# Material start
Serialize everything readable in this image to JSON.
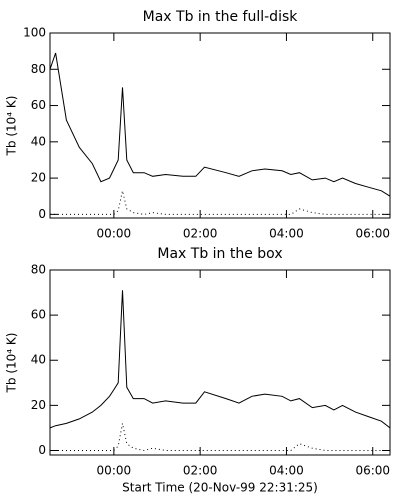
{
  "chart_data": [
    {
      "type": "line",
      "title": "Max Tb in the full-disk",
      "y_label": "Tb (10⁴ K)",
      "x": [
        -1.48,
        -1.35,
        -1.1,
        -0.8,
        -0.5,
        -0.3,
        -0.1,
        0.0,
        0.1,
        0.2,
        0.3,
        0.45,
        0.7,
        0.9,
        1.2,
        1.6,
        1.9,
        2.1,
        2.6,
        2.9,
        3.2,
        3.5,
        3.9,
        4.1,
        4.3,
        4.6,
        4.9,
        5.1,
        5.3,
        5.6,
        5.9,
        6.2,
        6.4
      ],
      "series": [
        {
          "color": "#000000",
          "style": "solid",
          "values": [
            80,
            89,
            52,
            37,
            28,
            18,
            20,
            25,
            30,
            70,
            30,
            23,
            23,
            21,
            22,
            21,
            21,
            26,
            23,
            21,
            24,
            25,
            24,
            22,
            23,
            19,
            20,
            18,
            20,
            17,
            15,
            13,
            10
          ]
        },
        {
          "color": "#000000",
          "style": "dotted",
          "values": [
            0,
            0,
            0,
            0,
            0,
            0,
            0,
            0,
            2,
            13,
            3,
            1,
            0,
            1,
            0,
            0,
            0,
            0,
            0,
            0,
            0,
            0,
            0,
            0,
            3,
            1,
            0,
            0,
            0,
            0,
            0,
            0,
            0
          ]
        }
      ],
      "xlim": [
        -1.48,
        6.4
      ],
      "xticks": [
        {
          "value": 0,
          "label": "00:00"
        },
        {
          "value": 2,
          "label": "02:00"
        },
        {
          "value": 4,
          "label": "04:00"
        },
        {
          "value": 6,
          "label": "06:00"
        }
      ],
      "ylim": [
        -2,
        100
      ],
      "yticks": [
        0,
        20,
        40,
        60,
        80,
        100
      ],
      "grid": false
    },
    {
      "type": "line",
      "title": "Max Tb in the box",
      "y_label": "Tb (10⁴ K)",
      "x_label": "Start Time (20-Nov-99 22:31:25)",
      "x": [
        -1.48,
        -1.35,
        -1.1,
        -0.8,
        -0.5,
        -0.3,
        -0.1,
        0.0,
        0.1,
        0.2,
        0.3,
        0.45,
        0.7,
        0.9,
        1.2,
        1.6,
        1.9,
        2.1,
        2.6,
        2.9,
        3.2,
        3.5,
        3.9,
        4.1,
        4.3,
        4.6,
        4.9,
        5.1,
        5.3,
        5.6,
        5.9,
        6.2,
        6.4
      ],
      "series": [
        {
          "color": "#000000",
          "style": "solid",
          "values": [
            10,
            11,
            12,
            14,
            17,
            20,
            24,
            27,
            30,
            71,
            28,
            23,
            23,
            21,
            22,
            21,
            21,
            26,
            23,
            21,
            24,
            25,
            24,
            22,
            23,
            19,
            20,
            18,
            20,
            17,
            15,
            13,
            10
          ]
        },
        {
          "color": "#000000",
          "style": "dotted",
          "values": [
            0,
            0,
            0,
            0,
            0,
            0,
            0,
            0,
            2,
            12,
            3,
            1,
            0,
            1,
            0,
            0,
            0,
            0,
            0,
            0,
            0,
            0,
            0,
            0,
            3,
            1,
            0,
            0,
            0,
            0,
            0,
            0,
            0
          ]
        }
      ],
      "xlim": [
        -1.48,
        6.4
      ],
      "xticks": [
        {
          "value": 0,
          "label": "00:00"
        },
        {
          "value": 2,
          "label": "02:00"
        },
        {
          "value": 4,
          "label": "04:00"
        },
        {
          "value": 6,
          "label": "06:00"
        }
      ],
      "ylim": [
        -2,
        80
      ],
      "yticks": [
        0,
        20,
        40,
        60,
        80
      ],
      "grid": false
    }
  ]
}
# Material end
# Material start
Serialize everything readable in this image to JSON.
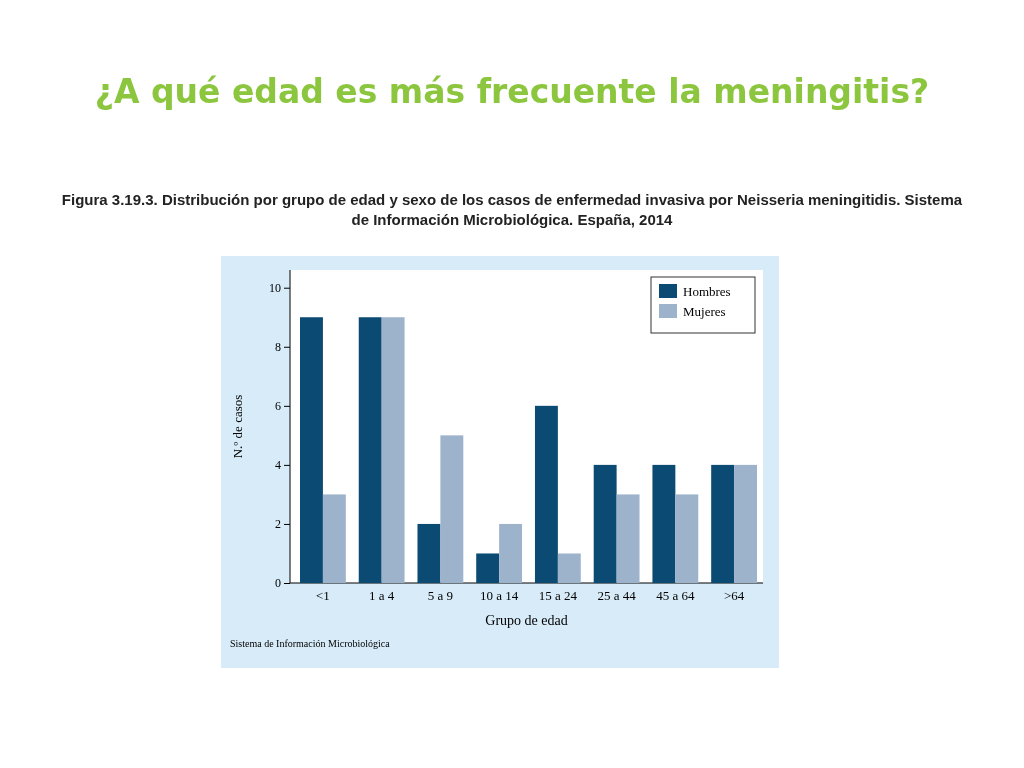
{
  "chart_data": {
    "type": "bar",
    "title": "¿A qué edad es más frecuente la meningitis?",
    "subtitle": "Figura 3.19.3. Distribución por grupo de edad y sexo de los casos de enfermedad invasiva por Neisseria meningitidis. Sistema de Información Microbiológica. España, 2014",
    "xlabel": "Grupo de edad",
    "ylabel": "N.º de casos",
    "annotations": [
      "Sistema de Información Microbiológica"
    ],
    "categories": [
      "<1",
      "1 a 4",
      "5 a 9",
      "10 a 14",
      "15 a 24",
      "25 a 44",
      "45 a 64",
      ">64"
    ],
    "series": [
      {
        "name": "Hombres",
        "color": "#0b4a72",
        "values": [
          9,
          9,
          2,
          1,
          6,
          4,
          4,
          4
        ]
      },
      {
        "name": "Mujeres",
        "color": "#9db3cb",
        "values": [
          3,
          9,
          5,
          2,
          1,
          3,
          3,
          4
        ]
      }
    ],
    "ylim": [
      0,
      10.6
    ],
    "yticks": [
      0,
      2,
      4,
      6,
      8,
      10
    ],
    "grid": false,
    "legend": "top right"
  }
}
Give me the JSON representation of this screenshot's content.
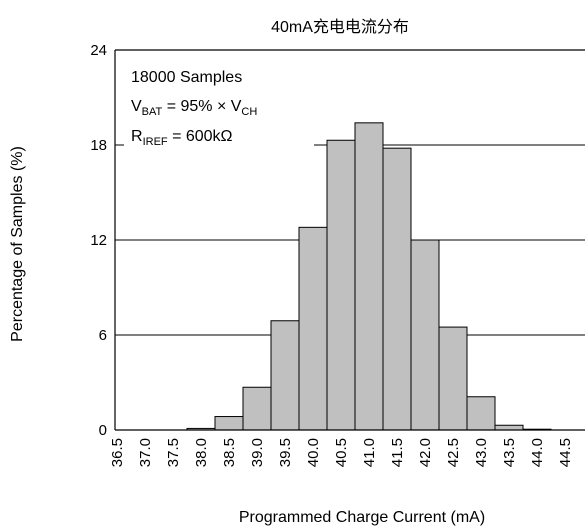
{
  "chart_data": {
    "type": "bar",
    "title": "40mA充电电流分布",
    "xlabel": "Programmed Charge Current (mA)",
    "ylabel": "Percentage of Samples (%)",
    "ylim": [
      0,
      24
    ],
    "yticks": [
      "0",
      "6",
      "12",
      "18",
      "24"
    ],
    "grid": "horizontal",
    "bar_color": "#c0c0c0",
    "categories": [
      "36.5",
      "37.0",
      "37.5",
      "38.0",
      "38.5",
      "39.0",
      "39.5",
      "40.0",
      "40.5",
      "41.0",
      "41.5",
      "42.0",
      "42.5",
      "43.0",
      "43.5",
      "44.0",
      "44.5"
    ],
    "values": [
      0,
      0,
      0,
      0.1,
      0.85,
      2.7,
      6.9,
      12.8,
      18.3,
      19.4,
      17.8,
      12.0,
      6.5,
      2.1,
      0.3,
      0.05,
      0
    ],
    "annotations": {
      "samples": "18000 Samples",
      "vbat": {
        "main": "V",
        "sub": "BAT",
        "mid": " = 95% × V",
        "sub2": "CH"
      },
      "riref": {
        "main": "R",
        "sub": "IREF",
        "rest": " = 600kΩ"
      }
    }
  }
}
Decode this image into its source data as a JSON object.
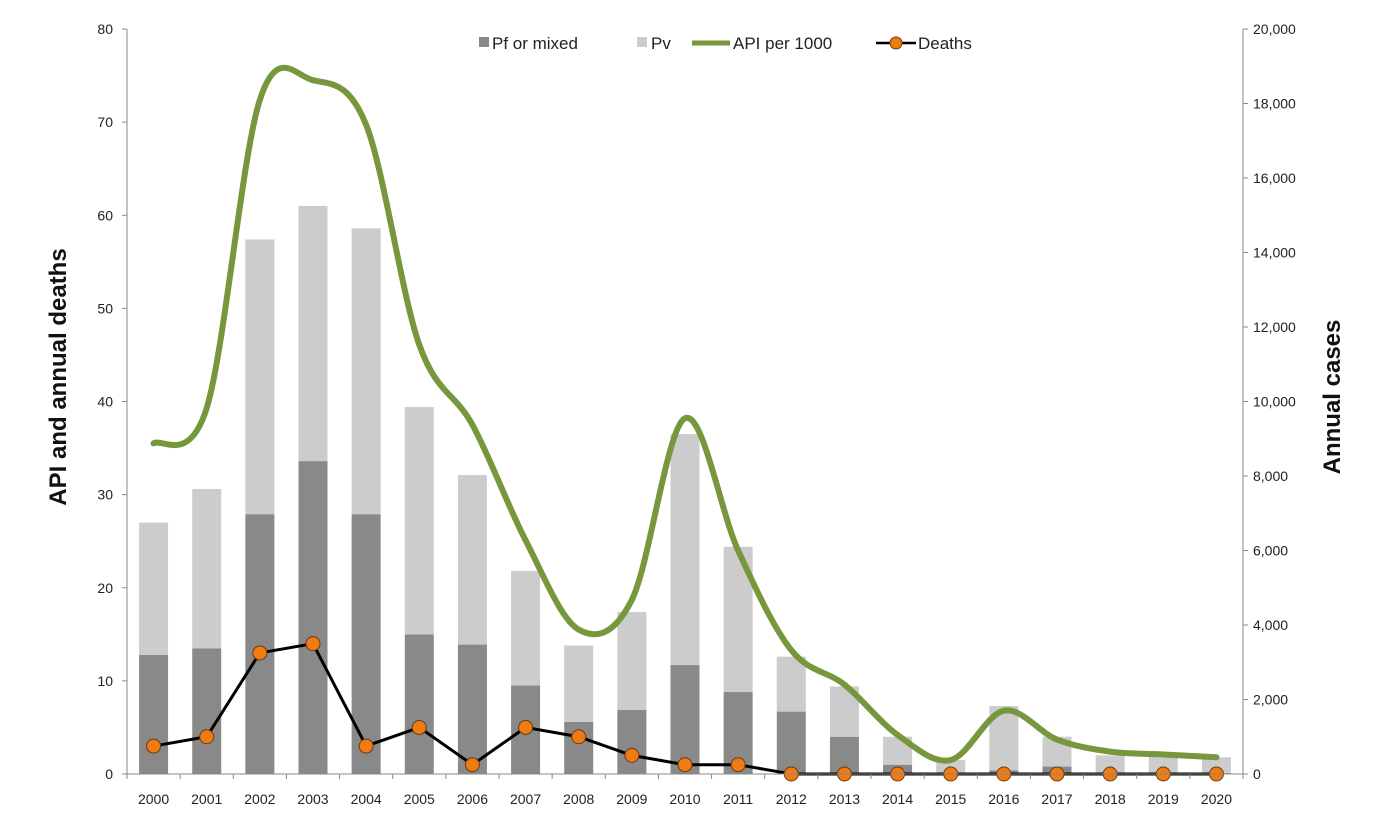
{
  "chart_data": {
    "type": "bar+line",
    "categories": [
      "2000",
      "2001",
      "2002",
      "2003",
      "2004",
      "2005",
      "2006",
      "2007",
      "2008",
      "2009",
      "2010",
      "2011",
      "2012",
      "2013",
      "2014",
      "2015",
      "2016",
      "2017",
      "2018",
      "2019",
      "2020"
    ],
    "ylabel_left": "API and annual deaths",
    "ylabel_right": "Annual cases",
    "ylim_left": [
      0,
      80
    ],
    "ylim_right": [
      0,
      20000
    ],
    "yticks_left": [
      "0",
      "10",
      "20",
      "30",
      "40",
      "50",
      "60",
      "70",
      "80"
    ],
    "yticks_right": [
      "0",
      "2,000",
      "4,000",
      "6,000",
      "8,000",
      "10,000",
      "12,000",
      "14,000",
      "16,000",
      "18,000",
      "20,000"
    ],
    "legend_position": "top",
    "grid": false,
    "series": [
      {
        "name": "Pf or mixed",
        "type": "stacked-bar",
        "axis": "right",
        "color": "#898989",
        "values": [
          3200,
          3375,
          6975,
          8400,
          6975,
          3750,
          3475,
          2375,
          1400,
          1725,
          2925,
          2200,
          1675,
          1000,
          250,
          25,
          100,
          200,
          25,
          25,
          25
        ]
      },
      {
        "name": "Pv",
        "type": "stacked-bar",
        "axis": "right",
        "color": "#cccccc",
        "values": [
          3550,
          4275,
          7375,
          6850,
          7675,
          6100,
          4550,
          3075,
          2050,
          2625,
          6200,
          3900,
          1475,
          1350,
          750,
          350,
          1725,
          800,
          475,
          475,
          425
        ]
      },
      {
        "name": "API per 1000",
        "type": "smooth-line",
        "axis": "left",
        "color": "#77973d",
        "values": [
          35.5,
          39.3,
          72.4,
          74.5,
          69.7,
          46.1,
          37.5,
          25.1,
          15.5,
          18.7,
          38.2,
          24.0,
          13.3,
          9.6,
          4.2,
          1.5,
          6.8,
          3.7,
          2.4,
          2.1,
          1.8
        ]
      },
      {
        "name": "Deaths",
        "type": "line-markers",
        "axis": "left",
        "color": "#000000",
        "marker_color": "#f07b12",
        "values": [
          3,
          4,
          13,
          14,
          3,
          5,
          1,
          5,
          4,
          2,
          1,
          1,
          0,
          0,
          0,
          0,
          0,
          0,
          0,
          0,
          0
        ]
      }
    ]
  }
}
# Material end
> **Exercise**:
Pull out every line containing "Sistema".

> **Final result**:
    "subtitle": "Figura 3.19.3. Distribución por grupo de edad y sexo de los casos de enfermedad invasiva por Neisseria meningitidis. Sistema de Información Microbiológica. España, 2014",
      "Sistema de Información Microbiológica"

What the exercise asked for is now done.